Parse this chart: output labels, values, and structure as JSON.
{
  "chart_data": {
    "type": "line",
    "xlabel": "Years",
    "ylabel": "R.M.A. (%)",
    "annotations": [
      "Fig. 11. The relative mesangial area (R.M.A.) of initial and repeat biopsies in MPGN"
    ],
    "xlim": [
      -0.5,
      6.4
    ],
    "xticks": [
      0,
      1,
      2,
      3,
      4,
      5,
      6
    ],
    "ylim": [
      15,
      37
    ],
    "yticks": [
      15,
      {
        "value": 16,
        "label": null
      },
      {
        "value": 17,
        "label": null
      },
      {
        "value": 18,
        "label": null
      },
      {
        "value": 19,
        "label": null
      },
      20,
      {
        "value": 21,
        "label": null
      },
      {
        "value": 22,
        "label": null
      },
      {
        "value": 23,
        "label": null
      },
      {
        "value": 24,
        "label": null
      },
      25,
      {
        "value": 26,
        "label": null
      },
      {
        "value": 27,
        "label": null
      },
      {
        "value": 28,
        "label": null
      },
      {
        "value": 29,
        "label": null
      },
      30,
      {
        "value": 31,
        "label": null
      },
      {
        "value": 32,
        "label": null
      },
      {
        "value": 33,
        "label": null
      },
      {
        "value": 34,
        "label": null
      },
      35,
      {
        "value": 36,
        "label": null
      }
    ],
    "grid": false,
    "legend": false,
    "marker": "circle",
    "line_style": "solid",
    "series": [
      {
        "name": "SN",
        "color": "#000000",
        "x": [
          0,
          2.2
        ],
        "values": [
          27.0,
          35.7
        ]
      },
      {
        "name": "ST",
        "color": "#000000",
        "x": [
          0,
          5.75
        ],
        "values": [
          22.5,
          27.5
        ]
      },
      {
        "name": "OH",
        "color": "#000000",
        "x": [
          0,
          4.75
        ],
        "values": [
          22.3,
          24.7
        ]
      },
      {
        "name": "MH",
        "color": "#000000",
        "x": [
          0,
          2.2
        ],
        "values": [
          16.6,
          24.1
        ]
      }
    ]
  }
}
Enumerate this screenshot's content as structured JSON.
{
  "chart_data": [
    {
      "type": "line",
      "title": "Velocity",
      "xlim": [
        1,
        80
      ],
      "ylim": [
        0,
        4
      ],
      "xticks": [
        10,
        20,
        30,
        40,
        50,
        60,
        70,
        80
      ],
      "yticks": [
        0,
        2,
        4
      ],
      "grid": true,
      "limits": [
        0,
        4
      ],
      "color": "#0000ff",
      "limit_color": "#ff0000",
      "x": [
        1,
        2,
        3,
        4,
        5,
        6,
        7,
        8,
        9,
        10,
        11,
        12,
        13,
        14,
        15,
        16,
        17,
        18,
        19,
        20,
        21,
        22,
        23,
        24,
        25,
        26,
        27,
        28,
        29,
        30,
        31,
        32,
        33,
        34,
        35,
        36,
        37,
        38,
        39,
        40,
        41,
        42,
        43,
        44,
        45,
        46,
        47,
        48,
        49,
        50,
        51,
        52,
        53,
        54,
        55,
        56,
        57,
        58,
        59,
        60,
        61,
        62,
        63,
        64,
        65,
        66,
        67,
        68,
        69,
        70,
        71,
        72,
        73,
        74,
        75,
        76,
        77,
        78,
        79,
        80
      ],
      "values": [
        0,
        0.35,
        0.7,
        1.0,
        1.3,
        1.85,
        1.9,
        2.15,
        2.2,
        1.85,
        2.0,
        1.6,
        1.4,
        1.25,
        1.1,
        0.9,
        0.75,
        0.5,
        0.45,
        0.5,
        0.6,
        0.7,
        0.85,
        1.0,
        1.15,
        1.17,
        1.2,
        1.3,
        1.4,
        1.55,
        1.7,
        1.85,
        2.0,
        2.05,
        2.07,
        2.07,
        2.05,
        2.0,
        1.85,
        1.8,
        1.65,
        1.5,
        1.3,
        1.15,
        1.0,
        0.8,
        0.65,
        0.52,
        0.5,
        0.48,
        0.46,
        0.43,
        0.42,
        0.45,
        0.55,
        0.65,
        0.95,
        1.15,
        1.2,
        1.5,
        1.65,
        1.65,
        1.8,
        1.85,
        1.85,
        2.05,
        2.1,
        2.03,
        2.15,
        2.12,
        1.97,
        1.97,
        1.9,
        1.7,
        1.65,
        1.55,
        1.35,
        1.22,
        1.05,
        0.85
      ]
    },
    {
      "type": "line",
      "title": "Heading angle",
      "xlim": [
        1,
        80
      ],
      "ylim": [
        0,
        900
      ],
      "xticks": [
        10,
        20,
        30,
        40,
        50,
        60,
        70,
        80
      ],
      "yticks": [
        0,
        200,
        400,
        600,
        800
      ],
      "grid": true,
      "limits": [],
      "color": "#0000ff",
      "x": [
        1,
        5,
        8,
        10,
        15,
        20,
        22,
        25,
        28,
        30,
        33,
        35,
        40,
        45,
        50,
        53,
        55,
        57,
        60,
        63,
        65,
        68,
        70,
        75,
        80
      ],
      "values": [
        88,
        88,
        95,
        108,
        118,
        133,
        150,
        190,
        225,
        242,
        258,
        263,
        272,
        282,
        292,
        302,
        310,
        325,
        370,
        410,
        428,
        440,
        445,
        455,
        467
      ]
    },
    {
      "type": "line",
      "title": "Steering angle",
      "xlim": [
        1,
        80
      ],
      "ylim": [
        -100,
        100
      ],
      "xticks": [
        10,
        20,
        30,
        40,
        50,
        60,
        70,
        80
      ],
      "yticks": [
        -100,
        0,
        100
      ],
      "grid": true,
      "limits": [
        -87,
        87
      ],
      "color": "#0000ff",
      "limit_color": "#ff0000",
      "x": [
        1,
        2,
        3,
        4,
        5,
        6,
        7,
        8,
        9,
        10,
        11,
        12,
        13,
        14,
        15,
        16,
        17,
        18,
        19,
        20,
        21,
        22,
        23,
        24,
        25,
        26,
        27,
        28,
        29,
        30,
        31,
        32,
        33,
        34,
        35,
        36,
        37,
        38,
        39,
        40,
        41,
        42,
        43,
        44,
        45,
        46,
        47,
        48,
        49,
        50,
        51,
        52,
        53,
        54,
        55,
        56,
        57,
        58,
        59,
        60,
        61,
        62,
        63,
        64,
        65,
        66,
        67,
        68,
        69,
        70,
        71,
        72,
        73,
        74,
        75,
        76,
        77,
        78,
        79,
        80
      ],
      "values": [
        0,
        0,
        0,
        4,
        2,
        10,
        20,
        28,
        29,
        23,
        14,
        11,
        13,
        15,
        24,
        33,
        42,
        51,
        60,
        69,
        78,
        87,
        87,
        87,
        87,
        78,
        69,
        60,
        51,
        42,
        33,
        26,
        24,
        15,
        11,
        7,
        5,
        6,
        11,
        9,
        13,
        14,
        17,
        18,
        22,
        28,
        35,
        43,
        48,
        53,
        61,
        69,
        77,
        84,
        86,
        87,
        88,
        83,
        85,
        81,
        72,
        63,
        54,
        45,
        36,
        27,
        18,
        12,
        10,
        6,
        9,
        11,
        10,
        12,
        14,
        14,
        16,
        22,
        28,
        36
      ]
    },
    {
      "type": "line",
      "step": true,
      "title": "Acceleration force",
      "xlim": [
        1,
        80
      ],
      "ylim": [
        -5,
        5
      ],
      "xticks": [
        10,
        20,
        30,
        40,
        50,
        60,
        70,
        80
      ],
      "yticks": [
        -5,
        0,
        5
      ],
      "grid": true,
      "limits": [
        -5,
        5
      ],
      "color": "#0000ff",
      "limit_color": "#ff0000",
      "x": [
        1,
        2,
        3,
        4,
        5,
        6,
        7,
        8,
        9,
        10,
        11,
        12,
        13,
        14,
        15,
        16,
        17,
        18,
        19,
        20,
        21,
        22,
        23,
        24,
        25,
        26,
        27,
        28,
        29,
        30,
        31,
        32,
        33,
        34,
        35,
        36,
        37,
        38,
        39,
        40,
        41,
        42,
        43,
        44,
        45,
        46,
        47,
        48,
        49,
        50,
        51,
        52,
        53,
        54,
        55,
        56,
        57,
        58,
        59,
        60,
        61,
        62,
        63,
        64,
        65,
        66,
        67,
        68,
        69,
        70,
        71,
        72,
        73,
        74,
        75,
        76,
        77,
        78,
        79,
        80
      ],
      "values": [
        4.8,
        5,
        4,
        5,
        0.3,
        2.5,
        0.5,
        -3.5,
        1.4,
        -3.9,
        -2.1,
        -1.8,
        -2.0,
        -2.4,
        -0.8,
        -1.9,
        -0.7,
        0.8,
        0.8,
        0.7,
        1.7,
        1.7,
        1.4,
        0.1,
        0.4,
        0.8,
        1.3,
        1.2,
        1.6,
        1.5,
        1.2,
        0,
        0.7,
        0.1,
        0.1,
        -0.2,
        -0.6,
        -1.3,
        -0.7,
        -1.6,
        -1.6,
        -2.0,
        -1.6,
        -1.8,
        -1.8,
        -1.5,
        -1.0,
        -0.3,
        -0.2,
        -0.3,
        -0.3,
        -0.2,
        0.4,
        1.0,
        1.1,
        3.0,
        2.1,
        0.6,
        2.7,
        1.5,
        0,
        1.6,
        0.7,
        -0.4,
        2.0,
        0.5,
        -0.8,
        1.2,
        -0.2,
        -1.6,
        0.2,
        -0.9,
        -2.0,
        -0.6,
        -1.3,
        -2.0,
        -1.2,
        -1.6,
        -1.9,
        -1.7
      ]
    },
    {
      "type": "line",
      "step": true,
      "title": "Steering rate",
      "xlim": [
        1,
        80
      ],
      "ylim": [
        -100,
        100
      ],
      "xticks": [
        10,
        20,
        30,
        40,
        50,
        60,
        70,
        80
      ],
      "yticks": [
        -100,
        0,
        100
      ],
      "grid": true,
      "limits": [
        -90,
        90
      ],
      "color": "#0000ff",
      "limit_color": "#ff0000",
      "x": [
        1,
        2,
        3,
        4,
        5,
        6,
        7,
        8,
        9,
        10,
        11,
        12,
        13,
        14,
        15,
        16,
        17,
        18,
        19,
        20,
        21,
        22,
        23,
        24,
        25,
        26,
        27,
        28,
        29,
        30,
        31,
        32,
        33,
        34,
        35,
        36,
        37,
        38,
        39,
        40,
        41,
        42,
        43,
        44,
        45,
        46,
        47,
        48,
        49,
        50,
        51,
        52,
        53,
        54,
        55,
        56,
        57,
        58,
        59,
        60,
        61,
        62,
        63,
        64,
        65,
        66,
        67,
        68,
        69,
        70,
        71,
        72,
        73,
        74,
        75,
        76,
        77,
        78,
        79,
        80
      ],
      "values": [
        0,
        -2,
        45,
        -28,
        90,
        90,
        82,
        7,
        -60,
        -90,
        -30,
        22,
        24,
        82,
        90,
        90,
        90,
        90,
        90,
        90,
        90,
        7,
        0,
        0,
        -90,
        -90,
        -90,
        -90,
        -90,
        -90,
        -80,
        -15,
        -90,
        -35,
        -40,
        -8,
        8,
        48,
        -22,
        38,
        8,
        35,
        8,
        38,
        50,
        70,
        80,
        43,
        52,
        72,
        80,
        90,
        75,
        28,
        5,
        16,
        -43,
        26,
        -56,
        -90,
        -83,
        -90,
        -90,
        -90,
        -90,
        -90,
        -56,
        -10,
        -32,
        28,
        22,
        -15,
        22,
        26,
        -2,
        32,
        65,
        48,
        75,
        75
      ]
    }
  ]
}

════════════════

_DIRECTIONS FOR THIS TASK_
Select every line of the records holding the string "Steering".

_RESULT_
      "title": "Steering angle",
      "title": "Steering rate",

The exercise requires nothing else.